→ HALAMAN

Sebuah spanduk tentang pelatihan membaca buku dengan cepat pernah terpasang di kampus saya. Pelatihan itu menjanjikan dapat menghasilkan orang yang bisa membaca buku dengan cepat, sekian halaman dalam sekian detik.
Saya yakin betul, jika spanduk ini disulap menjadi seorang manusia, simsalabim, ia akan berubah menjadi tukang jual obat yang menggelar pertunjukan di pasar dan menyakinkan penonton bahwa obat yang dijualnya berkhasiat menyembuhkan segala macam penyakit. Persis, seperti spanduk yang seolah menyakinkan orang-orang dengan mengikuti acara yang ditawarkan dapat membuat cakap melalap segala jenis buku dengan cepat.
Saya teringat sewaktu di sekolah menengah atas dulu, setelah belajar untuk ujian akhir saya membaca novel Dunia Sophie, sebuah novel filsafat mahsyur garapan Jostein Gaarder. Bukannya melepas penat dan menyegarkan pikiran, buku ini malah jadi bumerang buat saya. Membaca buku ini membikin kepala saya makin mumet.

[Daftar elemen dan wilayah]
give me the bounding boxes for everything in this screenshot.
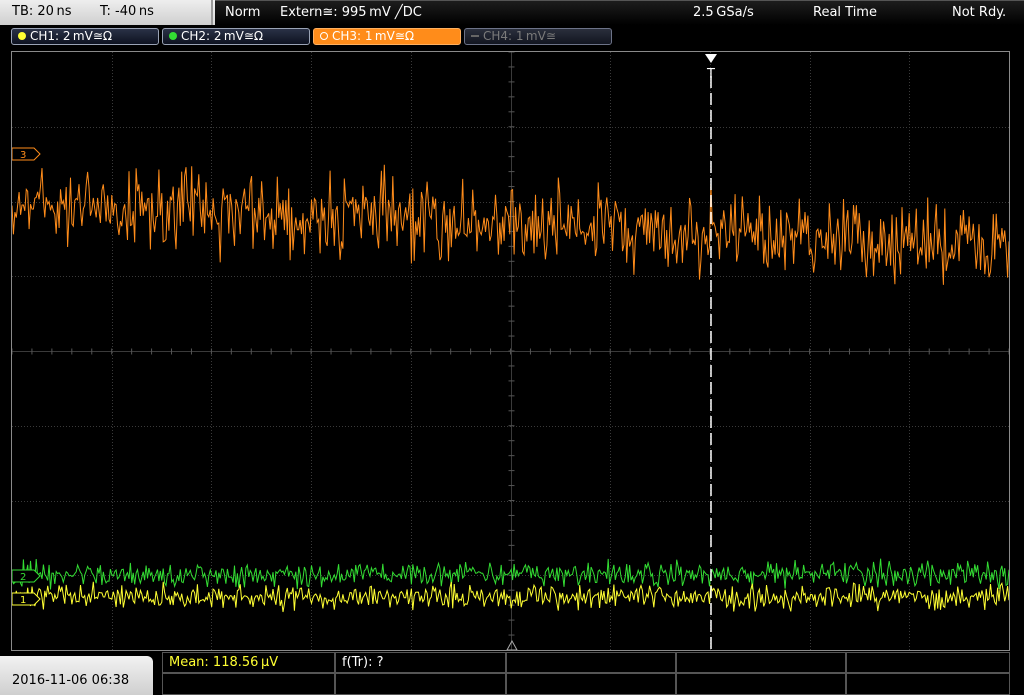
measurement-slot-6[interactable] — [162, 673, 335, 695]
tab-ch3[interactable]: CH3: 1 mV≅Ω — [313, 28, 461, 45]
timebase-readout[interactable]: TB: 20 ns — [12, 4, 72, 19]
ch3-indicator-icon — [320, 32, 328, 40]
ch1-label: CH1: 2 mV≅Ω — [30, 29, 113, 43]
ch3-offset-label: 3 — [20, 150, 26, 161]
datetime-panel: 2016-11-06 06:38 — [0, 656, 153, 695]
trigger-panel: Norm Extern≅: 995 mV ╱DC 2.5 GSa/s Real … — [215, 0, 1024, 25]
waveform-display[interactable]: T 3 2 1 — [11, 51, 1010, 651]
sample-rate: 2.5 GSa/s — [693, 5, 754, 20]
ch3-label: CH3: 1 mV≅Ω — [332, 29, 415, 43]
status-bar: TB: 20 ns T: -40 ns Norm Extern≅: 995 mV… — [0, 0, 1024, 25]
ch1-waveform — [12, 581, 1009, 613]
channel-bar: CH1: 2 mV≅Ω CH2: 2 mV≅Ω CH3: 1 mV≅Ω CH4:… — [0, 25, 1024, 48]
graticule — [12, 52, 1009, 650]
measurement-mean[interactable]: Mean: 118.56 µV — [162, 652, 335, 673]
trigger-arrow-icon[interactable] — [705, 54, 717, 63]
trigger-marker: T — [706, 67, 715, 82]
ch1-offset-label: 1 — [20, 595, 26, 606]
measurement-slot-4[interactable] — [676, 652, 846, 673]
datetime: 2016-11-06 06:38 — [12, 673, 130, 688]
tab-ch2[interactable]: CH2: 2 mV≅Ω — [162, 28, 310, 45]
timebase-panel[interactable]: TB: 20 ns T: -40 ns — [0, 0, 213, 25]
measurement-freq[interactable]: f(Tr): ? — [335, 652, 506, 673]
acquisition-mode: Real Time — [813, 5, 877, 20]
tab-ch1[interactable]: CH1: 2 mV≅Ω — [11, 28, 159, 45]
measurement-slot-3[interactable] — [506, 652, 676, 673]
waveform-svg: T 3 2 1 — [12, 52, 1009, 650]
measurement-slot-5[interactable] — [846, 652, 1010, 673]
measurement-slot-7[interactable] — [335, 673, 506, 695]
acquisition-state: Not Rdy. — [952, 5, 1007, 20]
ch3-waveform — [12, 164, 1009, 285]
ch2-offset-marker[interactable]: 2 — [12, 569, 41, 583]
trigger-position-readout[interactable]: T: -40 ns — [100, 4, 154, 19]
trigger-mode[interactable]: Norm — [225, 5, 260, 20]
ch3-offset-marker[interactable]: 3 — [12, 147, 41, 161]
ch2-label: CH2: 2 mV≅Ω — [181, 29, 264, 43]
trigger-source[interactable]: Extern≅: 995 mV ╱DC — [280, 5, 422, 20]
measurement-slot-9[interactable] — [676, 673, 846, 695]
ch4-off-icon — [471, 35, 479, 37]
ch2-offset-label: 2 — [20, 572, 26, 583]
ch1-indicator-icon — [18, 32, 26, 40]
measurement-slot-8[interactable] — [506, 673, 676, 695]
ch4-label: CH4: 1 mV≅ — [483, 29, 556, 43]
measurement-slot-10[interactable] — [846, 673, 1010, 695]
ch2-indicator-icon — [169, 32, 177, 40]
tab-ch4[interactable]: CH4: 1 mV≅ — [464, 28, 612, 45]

→ YANG DIKERJAKAN
A. Salin kata demi kata bagian halaman mulai dari kata "Saya yakin betul, jika" dan berhenti setelah "buku dengan cepat.".
B. Menurut halaman, novel apa yang dibaca sesudah belajar untuk ujian akhir di sekolah menengah atas?
Item-item tersebut tidak dipakai di sini.

→ JAWABAN TUGAS
A.
Saya yakin betul, jika spanduk ini disulap menjadi seorang manusia, simsalabim, ia akan berubah menjadi tukang jual obat yang menggelar pertunjukan di pasar dan menyakinkan penonton bahwa obat yang dijualnya berkhasiat menyembuhkan segala macam penyakit. Persis, seperti spanduk yang seolah menyakinkan orang-orang dengan mengikuti acara yang ditawarkan dapat membuat cakap melalap segala jenis buku dengan cepat.

B. Novel Dunia Sophie karya Jostein Gaarder.